**WHAT THE TASK REQUIRES**
Where a line in the listing below contains the word "المبسوط", copy that line.

(Dataset items)
■ ■ ■ ■ ■ ■ ■

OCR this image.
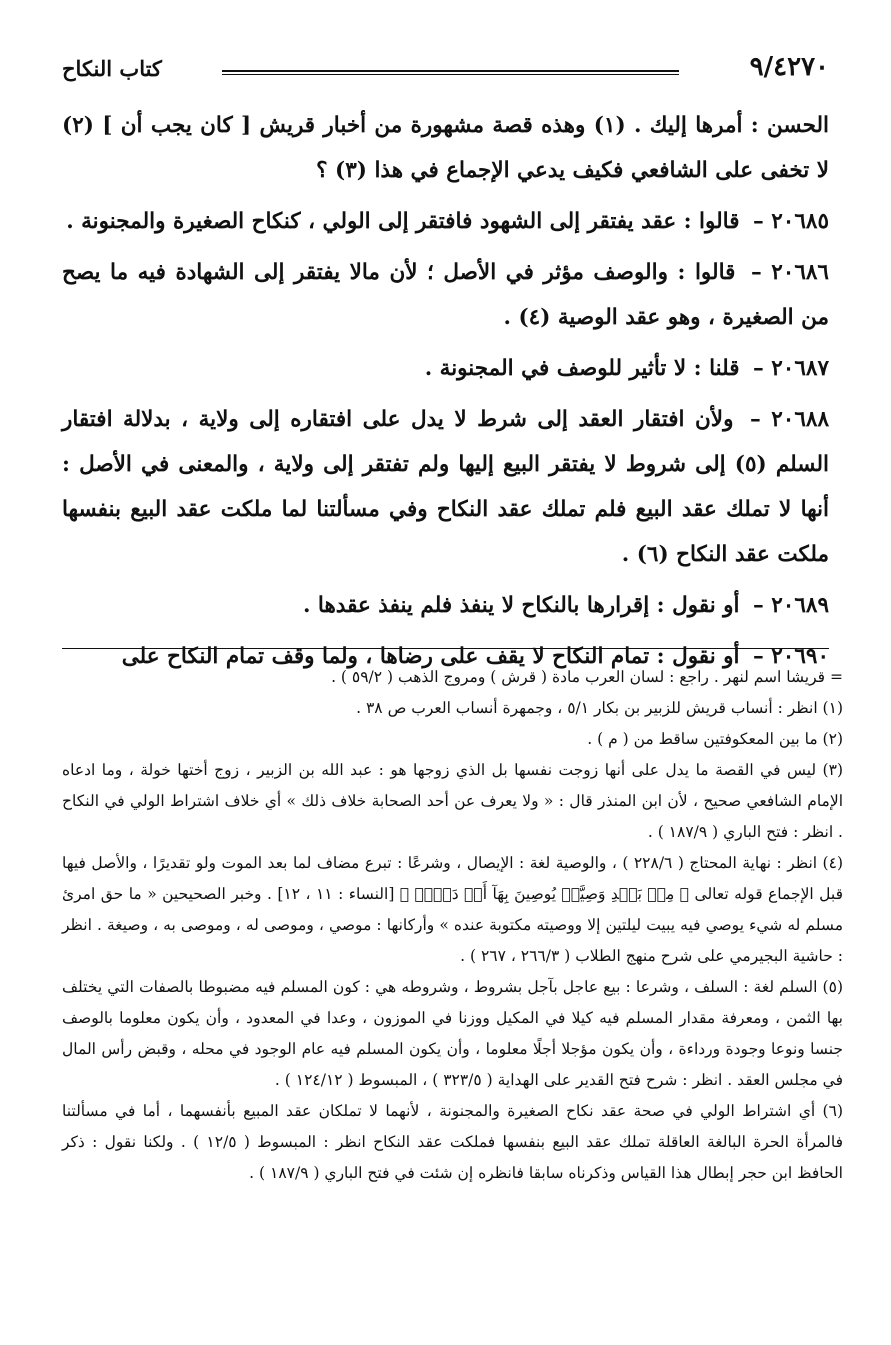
٩/٤٢٧٠
كتاب النكاح

الحسن : أمرها إليك . (١) وهذه قصة مشهورة من أخبار قريش [ كان يجب أن ] (٢) لا تخفى على الشافعي فكيف يدعي الإجماع في هذا (٣) ؟

٢٠٦٨٥ – قالوا : عقد يفتقر إلى الشهود فافتقر إلى الولي ، كنكاح الصغيرة والمجنونة .

٢٠٦٨٦ – قالوا : والوصف مؤثر في الأصل ؛ لأن مالا يفتقر إلى الشهادة فيه ما يصح من الصغيرة ، وهو عقد الوصية (٤) .

٢٠٦٨٧ – قلنا : لا تأثير للوصف في المجنونة .

٢٠٦٨٨ – ولأن افتقار العقد إلى شرط لا يدل على افتقاره إلى ولاية ، بدلالة افتقار السلم (٥) إلى شروط لا يفتقر البيع إليها ولم تفتقر إلى ولاية ، والمعنى في الأصل : أنها لا تملك عقد البيع فلم تملك عقد النكاح وفي مسألتنا لما ملكت عقد البيع بنفسها ملكت عقد النكاح (٦) .

٢٠٦٨٩ – أو نقول : إقرارها بالنكاح لا ينفذ فلم ينفذ عقدها .

٢٠٦٩٠ – أو نقول : تمام النكاح لا يقف على رضاها ، ولما وقف تمام النكاح على

= قريشا اسم لنهر . راجع : لسان العرب مادة ( قرش ) ومروج الذهب ( ٥٩/٢ ) .

(١) انظر : أنساب قريش للزبير بن بكار ٥/١ ، وجمهرة أنساب العرب ص ٣٨ .

(٢) ما بين المعكوفتين ساقط من ( م ) .

(٣) ليس في القصة ما يدل على أنها زوجت نفسها بل الذي زوجها هو : عبد الله بن الزبير ، زوج أختها خولة ، وما ادعاه الإمام الشافعي صحيح ، لأن ابن المنذر قال : « ولا يعرف عن أحد الصحابة خلاف ذلك » أي خلاف اشتراط الولي في النكاح . انظر : فتح الباري ( ١٨٧/٩ ) .

(٤) انظر : نهاية المحتاج ( ٢٢٨/٦ ) ، والوصية لغة : الإيصال ، وشرعًا : تبرع مضاف لما بعد الموت ولو تقديرًا ، والأصل فيها قبل الإجماع قوله تعالى ﴿ مِنۢ بَعۡدِ وَصِيَّةٖ يُوصِينَ بِهَآ أَوۡ دَيۡنٖ ﴾ [النساء : ١١ ، ١٢] . وخبر الصحيحين « ما حق امرئ مسلم له شيء يوصي فيه يبيت ليلتين إلا ووصيته مكتوبة عنده » وأركانها : موصي ، وموصى له ، وموصى به ، وصيغة . انظر : حاشية البجيرمي على شرح منهج الطلاب ( ٢٦٦/٣ ، ٢٦٧ ) .

(٥) السلم لغة : السلف ، وشرعا : بيع عاجل بآجل بشروط ، وشروطه هي : كون المسلم فيه مضبوطا بالصفات التي يختلف بها الثمن ، ومعرفة مقدار المسلم فيه كيلا في المكيل ووزنا في الموزون ، وعدا في المعدود ، وأن يكون معلوما بالوصف جنسا ونوعا وجودة ورداءة ، وأن يكون مؤجلا أجلًا معلوما ، وأن يكون المسلم فيه عام الوجود في محله ، وقبض رأس المال في مجلس العقد . انظر : شرح فتح القدير على الهداية ( ٣٢٣/٥ ) ، المبسوط ( ١٢٤/١٢ ) .

(٦) أي اشتراط الولي في صحة عقد نكاح الصغيرة والمجنونة ، لأنهما لا تملكان عقد المبيع بأنفسهما ، أما في مسألتنا فالمرأة الحرة البالغة العاقلة تملك عقد البيع بنفسها فملكت عقد النكاح انظر : المبسوط ( ١٢/٥ ) . ولكنا نقول : ذكر الحافظ ابن حجر إبطال هذا القياس وذكرناه سابقا فانظره إن شئت في فتح الباري ( ١٨٧/٩ ) .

■ ■ ■ ■ ■ ■ ■

**OUTPUT FOR THIS TASK**
(٥) السلم لغة : السلف ، وشرعا : بيع عاجل بآجل بشروط ، وشروطه هي : كون المسلم فيه مضبوطا بالصفات التي يختلف بها الثمن ، ومعرفة مقدار المسلم فيه كيلا في المكيل ووزنا في الموزون ، وعدا في المعدود ، وأن يكون معلوما بالوصف جنسا ونوعا وجودة ورداءة ، وأن يكون مؤجلا أجلًا معلوما ، وأن يكون المسلم فيه عام الوجود في محله ، وقبض رأس المال في مجلس العقد . انظر : شرح فتح القدير على الهداية ( ٣٢٣/٥ ) ، المبسوط ( ١٢٤/١٢ ) .
(٦) أي اشتراط الولي في صحة عقد نكاح الصغيرة والمجنونة ، لأنهما لا تملكان عقد المبيع بأنفسهما ، أما في مسألتنا فالمرأة الحرة البالغة العاقلة تملك عقد البيع بنفسها فملكت عقد النكاح انظر : المبسوط ( ١٢/٥ ) . ولكنا نقول : ذكر الحافظ ابن حجر إبطال هذا القياس وذكرناه سابقا فانظره إن شئت في فتح الباري ( ١٨٧/٩ ) .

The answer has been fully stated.